Dataset records
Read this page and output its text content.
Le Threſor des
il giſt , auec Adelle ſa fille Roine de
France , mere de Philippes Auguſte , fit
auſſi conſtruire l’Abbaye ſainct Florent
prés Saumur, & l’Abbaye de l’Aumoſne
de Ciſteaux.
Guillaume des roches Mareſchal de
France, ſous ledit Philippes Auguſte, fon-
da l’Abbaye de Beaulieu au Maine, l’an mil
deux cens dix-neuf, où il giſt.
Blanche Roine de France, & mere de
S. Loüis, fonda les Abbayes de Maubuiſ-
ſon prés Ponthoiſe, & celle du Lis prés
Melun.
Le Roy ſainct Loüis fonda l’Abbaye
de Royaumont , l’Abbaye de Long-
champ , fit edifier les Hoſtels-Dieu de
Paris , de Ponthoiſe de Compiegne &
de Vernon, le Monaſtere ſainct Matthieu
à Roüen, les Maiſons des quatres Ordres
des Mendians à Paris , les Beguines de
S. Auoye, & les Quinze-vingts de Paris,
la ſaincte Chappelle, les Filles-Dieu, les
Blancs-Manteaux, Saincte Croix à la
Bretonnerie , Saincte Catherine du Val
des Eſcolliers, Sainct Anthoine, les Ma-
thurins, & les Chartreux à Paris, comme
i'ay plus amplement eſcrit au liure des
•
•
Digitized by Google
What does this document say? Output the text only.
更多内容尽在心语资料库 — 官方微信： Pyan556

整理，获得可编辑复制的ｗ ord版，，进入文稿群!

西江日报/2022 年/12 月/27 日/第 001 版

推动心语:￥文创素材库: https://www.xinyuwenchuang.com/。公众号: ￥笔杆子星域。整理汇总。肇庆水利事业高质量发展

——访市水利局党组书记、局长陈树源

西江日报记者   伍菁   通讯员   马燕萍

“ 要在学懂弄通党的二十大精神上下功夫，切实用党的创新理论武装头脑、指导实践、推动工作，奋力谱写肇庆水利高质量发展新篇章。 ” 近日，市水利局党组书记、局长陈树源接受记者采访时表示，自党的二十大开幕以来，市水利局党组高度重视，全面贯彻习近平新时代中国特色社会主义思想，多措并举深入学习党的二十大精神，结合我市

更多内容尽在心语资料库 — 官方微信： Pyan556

Challenge
Tally the lines above that contain the word "this", and reply with only the number.

Exercise result
2